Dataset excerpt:
-- Begin --
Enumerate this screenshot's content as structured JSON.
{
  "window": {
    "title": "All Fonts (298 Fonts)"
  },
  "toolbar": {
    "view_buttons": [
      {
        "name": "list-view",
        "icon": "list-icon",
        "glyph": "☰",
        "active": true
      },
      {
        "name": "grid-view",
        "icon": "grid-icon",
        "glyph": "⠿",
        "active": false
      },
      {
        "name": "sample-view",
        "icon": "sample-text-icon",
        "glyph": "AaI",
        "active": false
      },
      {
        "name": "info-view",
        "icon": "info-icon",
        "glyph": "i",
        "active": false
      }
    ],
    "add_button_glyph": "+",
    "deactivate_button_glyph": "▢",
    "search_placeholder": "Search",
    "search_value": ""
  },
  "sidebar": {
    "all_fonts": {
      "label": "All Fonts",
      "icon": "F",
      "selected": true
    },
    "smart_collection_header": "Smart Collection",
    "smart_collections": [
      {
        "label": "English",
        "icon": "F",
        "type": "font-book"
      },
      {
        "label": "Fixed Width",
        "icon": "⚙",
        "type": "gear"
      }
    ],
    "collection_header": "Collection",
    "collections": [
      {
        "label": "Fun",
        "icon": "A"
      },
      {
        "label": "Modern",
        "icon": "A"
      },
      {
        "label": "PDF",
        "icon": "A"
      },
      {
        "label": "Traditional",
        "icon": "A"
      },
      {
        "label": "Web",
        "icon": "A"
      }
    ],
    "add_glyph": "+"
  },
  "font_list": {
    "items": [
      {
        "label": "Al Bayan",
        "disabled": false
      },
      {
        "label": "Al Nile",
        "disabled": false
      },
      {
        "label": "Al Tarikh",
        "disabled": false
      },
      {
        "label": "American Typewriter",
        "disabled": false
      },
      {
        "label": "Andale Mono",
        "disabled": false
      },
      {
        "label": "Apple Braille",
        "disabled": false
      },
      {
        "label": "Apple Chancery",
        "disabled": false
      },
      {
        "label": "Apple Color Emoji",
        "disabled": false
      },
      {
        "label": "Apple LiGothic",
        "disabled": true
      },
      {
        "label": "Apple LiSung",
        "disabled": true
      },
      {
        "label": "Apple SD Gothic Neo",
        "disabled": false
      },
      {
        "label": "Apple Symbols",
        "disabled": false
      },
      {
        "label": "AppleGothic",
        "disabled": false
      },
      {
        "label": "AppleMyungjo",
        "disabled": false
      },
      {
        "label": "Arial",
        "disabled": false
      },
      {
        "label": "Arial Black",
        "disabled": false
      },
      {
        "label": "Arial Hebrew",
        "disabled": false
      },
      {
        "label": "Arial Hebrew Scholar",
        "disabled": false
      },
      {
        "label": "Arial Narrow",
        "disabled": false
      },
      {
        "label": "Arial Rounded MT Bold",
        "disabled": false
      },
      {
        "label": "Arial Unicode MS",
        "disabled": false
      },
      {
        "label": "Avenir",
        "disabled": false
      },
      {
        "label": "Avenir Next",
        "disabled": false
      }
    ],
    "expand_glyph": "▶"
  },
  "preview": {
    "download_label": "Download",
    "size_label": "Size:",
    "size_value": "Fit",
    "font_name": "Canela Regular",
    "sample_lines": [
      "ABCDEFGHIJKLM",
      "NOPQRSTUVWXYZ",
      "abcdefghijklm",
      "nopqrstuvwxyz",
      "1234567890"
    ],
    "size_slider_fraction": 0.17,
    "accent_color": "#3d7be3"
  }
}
-- End --
*Exercise directions*
Repeat every entry exactly as written above.

*Answer to this task*
Enumerate this screenshot's content as structured JSON.
{
  "window": {
    "title": "All Fonts (298 Fonts)"
  },
  "toolbar": {
    "view_buttons": [
      {
        "name": "list-view",
        "icon": "list-icon",
        "glyph": "☰",
        "active": true
      },
      {
        "name": "grid-view",
        "icon": "grid-icon",
        "glyph": "⠿",
        "active": false
      },
      {
        "name": "sample-view",
        "icon": "sample-text-icon",
        "glyph": "AaI",
        "active": false
      },
      {
        "name": "info-view",
        "icon": "info-icon",
        "glyph": "i",
        "active": false
      }
    ],
    "add_button_glyph": "+",
    "deactivate_button_glyph": "▢",
    "search_placeholder": "Search",
    "search_value": ""
  },
  "sidebar": {
    "all_fonts": {
      "label": "All Fonts",
      "icon": "F",
      "selected": true
    },
    "smart_collection_header": "Smart Collection",
    "smart_collections": [
      {
        "label": "English",
        "icon": "F",
        "type": "font-book"
      },
      {
        "label": "Fixed Width",
        "icon": "⚙",
        "type": "gear"
      }
    ],
    "collection_header": "Collection",
    "collections": [
      {
        "label": "Fun",
        "icon": "A"
      },
      {
        "label": "Modern",
        "icon": "A"
      },
      {
        "label": "PDF",
        "icon": "A"
      },
      {
        "label": "Traditional",
        "icon": "A"
      },
      {
        "label": "Web",
        "icon": "A"
      }
    ],
    "add_glyph": "+"
  },
  "font_list": {
    "items": [
      {
        "label": "Al Bayan",
        "disabled": false
      },
      {
        "label": "Al Nile",
        "disabled": false
      },
      {
        "label": "Al Tarikh",
        "disabled": false
      },
      {
        "label": "American Typewriter",
        "disabled": false
      },
      {
        "label": "Andale Mono",
        "disabled": false
      },
      {
        "label": "Apple Braille",
        "disabled": false
      },
      {
        "label": "Apple Chancery",
        "disabled": false
      },
      {
        "label": "Apple Color Emoji",
        "disabled": false
      },
      {
        "label": "Apple LiGothic",
        "disabled": true
      },
      {
        "label": "Apple LiSung",
        "disabled": true
      },
      {
        "label": "Apple SD Gothic Neo",
        "disabled": false
      },
      {
        "label": "Apple Symbols",
        "disabled": false
      },
      {
        "label": "AppleGothic",
        "disabled": false
      },
      {
        "label": "AppleMyungjo",
        "disabled": false
      },
      {
        "label": "Arial",
        "disabled": false
      },
      {
        "label": "Arial Black",
        "disabled": false
      },
      {
        "label": "Arial Hebrew",
        "disabled": false
      },
      {
        "label": "Arial Hebrew Scholar",
        "disabled": false
      },
      {
        "label": "Arial Narrow",
        "disabled": false
      },
      {
        "label": "Arial Rounded MT Bold",
        "disabled": false
      },
      {
        "label": "Arial Unicode MS",
        "disabled": false
      },
      {
        "label": "Avenir",
        "disabled": false
      },
      {
        "label": "Avenir Next",
        "disabled": false
      }
    ],
    "expand_glyph": "▶"
  },
  "preview": {
    "download_label": "Download",
    "size_label": "Size:",
    "size_value": "Fit",
    "font_name": "Canela Regular",
    "sample_lines": [
      "ABCDEFGHIJKLM",
      "NOPQRSTUVWXYZ",
      "abcdefghijklm",
      "nopqrstuvwxyz",
      "1234567890"
    ],
    "size_slider_fraction": 0.17,
    "accent_color": "#3d7be3"
  }
}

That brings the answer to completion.